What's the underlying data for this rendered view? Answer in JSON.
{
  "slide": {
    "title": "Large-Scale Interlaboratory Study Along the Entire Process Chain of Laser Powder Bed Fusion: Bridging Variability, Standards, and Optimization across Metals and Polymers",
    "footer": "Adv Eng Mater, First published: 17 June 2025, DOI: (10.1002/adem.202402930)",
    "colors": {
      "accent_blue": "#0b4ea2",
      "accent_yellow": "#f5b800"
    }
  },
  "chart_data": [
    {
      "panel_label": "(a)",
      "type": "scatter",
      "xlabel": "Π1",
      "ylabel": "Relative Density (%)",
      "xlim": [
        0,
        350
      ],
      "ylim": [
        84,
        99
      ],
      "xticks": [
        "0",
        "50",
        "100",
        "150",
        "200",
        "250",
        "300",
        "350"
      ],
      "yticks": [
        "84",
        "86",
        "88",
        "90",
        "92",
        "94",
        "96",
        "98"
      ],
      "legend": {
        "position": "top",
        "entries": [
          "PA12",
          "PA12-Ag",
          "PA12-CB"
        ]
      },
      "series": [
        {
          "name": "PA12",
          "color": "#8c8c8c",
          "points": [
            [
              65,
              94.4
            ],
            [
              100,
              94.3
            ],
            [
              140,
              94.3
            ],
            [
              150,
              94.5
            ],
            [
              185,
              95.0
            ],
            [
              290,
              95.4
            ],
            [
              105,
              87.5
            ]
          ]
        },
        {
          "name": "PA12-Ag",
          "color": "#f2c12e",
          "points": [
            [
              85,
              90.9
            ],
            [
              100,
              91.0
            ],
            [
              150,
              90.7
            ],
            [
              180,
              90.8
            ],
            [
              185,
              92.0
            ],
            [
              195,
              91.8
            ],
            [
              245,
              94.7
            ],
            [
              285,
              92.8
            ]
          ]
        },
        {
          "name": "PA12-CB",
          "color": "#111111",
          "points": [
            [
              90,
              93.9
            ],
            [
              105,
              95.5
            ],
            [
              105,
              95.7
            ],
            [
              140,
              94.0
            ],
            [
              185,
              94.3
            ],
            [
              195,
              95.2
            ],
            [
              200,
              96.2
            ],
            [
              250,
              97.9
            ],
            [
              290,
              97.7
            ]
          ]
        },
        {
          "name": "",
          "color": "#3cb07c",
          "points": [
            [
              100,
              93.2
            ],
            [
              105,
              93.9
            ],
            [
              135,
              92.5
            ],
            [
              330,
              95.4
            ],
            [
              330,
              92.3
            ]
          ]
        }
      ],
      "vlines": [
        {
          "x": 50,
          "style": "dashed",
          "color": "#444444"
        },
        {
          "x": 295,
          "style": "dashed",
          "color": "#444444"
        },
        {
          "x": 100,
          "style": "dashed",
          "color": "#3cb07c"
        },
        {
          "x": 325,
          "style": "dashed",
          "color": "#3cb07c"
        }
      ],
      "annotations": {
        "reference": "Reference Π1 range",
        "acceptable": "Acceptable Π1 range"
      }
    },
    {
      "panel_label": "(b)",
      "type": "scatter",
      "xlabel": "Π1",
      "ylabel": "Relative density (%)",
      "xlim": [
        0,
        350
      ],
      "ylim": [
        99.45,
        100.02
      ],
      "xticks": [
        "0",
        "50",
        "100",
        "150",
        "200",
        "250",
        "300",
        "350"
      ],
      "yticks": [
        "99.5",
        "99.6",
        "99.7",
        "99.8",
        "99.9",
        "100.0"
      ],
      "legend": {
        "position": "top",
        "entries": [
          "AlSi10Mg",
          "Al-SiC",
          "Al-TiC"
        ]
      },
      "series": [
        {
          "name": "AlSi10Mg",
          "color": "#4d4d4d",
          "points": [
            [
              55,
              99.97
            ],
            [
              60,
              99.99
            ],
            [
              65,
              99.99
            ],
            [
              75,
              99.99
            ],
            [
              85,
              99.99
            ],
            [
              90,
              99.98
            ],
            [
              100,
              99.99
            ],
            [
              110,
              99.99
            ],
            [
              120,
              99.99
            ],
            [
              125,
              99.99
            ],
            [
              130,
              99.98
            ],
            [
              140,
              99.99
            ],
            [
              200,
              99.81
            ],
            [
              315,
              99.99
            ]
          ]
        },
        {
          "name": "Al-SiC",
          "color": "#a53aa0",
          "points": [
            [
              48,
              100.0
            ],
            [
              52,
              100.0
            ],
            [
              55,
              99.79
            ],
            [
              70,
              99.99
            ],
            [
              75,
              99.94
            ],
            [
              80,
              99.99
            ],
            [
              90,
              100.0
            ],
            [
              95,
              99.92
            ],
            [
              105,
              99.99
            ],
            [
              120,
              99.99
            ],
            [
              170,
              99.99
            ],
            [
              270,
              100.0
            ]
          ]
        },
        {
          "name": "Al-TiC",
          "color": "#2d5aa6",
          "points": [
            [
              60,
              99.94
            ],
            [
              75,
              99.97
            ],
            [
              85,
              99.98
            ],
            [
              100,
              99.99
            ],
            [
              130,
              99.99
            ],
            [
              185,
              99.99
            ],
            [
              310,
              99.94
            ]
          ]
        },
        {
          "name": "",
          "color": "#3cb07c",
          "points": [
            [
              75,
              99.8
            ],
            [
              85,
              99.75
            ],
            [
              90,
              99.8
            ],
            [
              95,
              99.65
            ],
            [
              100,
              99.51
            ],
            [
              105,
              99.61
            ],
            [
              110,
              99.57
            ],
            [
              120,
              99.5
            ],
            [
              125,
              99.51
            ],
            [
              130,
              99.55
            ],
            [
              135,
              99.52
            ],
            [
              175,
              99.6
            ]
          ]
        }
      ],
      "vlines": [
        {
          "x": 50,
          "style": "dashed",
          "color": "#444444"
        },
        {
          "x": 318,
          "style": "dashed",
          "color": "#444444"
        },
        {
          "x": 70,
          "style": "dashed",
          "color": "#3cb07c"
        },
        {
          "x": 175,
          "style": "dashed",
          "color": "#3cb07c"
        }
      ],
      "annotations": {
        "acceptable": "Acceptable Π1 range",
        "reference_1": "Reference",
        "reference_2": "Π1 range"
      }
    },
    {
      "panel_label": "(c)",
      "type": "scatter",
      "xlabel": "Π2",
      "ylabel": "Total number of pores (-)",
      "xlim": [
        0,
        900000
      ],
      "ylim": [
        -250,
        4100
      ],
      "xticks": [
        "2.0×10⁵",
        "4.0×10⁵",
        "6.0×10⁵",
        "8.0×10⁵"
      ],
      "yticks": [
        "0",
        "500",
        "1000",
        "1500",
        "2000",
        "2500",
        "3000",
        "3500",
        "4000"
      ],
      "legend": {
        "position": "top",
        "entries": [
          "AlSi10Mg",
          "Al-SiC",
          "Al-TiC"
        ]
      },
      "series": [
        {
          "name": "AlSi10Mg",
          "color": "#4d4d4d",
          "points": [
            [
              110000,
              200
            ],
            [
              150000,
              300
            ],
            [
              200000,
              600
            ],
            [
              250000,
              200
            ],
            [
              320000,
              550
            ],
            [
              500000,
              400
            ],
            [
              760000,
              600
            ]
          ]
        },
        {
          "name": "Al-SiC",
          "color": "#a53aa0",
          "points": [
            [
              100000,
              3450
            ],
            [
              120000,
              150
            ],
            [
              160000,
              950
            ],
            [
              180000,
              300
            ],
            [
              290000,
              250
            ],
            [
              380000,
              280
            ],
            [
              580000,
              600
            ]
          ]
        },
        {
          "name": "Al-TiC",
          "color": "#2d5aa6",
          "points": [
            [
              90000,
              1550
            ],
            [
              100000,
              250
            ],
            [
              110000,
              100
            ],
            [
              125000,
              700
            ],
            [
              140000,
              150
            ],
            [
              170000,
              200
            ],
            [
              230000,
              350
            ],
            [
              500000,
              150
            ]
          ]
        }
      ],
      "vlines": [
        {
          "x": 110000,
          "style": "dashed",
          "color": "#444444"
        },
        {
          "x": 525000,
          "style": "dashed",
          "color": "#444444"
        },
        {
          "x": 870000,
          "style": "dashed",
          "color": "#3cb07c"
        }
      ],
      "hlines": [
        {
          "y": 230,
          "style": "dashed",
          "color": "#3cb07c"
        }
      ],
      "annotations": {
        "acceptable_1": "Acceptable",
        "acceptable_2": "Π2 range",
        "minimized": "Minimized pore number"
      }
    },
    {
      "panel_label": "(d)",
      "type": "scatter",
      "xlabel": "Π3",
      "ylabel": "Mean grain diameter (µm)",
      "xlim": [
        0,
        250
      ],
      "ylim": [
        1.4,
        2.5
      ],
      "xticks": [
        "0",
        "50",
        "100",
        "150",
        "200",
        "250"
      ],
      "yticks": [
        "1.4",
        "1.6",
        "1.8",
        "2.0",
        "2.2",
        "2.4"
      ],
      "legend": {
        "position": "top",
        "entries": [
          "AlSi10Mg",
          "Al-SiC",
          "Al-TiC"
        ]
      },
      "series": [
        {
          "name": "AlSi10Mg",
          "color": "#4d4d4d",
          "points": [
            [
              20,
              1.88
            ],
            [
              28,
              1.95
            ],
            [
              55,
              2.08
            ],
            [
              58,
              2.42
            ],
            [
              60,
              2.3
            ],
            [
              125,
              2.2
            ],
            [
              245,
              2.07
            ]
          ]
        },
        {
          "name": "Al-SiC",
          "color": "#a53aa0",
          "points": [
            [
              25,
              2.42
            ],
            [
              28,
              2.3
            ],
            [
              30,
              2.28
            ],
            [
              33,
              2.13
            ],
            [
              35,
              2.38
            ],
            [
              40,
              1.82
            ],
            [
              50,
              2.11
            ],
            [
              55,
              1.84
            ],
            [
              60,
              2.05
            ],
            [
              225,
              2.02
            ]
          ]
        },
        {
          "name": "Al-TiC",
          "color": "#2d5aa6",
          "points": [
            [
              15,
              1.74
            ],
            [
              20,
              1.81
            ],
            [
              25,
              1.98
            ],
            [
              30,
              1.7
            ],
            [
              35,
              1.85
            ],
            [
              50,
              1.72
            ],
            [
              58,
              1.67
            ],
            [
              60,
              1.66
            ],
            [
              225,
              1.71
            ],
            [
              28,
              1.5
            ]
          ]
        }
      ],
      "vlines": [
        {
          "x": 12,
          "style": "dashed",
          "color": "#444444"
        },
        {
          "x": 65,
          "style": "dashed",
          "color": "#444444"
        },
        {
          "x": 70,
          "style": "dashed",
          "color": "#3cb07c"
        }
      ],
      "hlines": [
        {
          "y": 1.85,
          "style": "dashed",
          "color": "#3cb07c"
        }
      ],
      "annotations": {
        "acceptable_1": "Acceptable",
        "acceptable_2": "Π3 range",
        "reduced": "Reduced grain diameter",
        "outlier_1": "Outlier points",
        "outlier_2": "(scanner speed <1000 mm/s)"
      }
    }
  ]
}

* * *

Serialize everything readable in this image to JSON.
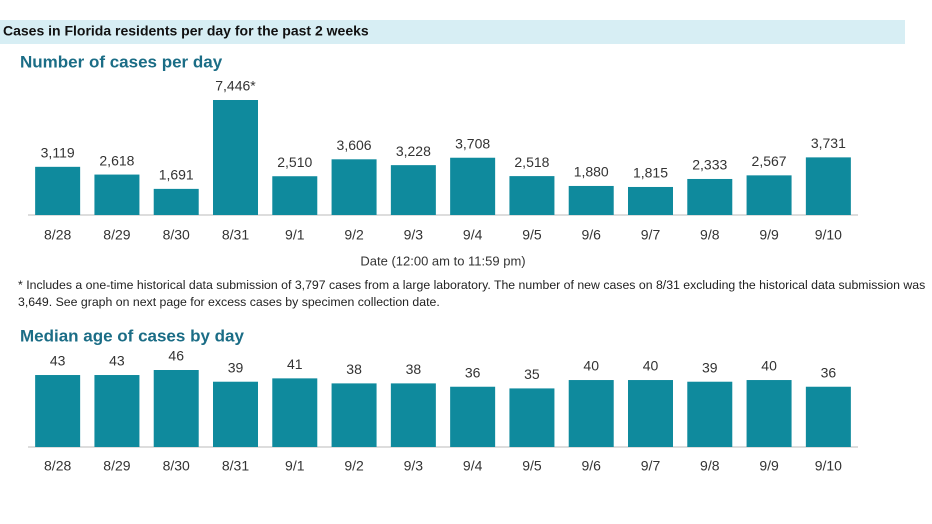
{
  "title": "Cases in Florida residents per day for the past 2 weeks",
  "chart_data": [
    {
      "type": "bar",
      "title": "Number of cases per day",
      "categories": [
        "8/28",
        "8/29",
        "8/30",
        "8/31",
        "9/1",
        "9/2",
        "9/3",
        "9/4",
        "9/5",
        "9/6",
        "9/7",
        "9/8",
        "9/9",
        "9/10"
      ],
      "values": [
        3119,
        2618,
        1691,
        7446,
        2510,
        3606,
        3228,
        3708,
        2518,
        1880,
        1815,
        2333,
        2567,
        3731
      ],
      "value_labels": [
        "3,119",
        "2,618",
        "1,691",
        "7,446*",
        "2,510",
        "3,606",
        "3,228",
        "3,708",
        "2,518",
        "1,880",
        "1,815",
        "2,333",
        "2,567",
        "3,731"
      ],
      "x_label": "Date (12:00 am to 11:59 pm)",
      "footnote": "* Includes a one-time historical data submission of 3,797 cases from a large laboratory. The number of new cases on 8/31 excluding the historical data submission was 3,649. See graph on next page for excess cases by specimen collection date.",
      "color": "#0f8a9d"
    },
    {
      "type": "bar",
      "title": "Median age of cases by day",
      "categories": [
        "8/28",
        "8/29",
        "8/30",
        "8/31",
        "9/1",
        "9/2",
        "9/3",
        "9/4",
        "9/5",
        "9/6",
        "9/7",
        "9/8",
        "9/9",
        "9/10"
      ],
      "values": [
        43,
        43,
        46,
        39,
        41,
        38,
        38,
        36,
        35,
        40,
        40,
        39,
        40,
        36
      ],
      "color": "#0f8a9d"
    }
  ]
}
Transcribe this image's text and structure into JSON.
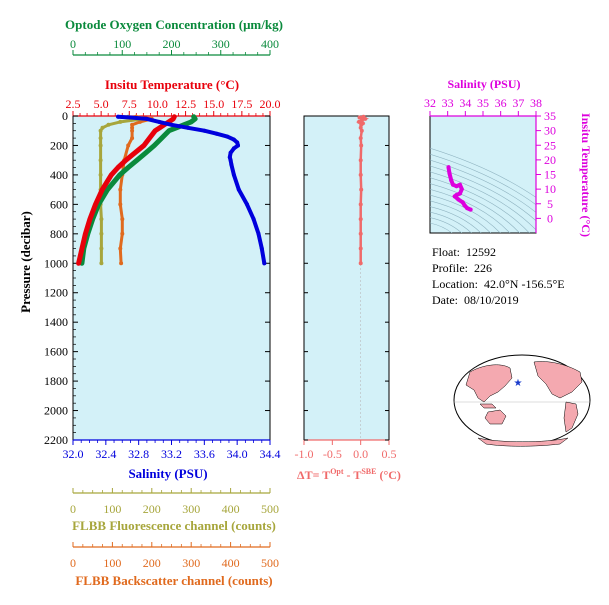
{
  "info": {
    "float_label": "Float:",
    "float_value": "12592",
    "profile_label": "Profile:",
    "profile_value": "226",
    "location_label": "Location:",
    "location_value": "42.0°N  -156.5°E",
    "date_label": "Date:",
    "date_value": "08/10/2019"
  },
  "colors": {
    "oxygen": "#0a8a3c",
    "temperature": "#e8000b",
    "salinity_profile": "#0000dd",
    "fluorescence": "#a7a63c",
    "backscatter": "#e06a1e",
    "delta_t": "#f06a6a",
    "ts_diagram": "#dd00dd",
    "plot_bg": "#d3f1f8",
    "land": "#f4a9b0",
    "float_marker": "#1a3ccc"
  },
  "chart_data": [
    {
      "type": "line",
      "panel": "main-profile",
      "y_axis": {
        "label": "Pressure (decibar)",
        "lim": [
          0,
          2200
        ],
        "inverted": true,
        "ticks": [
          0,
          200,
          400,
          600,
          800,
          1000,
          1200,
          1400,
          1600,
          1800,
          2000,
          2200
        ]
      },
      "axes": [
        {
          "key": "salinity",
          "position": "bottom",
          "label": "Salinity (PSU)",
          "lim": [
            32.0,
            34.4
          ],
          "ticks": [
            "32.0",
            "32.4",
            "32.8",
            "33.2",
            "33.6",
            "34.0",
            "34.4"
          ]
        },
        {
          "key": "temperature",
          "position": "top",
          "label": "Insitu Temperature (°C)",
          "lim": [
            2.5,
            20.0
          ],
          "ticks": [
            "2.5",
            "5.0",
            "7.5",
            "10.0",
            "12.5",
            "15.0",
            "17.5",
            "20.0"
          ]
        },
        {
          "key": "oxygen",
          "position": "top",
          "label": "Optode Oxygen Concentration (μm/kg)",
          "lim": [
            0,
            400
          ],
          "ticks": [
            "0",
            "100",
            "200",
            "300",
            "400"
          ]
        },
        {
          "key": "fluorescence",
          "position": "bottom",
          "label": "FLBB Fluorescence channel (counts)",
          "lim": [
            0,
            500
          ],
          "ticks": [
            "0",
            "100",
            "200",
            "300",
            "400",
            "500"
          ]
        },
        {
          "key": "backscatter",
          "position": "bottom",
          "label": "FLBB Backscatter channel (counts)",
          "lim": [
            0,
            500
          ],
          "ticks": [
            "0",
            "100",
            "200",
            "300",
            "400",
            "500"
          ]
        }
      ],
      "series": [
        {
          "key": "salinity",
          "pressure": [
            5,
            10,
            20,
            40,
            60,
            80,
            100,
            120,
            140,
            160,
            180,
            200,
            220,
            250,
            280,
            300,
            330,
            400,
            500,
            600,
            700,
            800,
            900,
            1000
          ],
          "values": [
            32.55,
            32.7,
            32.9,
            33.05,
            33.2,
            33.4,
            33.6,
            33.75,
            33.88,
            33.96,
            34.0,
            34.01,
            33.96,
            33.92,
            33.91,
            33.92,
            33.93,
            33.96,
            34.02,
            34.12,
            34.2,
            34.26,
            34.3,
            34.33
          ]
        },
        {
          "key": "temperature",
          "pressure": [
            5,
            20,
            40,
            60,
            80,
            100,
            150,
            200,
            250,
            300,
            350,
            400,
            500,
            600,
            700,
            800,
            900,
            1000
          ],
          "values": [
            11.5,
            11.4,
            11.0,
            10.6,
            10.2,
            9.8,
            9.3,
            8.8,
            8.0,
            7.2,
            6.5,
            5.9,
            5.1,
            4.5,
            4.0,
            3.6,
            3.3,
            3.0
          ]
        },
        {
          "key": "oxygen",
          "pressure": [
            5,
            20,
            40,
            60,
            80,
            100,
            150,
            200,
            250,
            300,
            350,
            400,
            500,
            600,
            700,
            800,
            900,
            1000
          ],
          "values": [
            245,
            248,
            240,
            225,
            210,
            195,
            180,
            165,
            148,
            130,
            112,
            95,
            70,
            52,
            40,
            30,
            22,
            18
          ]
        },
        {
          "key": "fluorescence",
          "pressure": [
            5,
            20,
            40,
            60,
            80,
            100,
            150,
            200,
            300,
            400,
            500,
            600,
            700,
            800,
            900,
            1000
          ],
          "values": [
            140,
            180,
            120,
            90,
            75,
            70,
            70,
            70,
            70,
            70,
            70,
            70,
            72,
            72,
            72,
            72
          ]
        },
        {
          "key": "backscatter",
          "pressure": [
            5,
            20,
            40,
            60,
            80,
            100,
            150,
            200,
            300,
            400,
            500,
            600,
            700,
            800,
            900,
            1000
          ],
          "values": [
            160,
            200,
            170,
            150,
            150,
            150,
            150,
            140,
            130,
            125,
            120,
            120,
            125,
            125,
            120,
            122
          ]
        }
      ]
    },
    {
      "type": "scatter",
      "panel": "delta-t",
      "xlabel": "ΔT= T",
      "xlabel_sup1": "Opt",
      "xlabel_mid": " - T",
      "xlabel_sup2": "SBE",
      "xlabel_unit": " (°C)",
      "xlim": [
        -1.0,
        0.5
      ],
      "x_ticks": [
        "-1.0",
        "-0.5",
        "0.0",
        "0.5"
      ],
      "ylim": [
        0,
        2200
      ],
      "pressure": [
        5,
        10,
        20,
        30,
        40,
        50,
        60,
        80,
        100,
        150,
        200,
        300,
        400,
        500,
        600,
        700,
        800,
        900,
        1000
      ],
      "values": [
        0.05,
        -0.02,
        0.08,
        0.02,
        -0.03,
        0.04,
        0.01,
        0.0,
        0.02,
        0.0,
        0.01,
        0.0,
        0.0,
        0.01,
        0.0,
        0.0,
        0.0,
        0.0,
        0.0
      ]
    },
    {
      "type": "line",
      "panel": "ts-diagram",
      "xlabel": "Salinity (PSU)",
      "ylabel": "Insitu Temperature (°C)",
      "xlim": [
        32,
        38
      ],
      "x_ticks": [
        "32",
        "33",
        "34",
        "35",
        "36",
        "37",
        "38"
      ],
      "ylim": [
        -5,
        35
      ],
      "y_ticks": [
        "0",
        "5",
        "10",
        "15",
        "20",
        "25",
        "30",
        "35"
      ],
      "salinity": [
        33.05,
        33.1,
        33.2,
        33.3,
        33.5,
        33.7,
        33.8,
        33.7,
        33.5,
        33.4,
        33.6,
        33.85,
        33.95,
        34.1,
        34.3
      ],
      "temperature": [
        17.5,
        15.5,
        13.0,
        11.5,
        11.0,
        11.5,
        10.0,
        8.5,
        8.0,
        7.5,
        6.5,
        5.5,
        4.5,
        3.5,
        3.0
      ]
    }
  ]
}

- AIM OF THE EXERCISE -
Go through the material above and count the lines that contain "FLBB"; give that number alone.

- REPLY -
2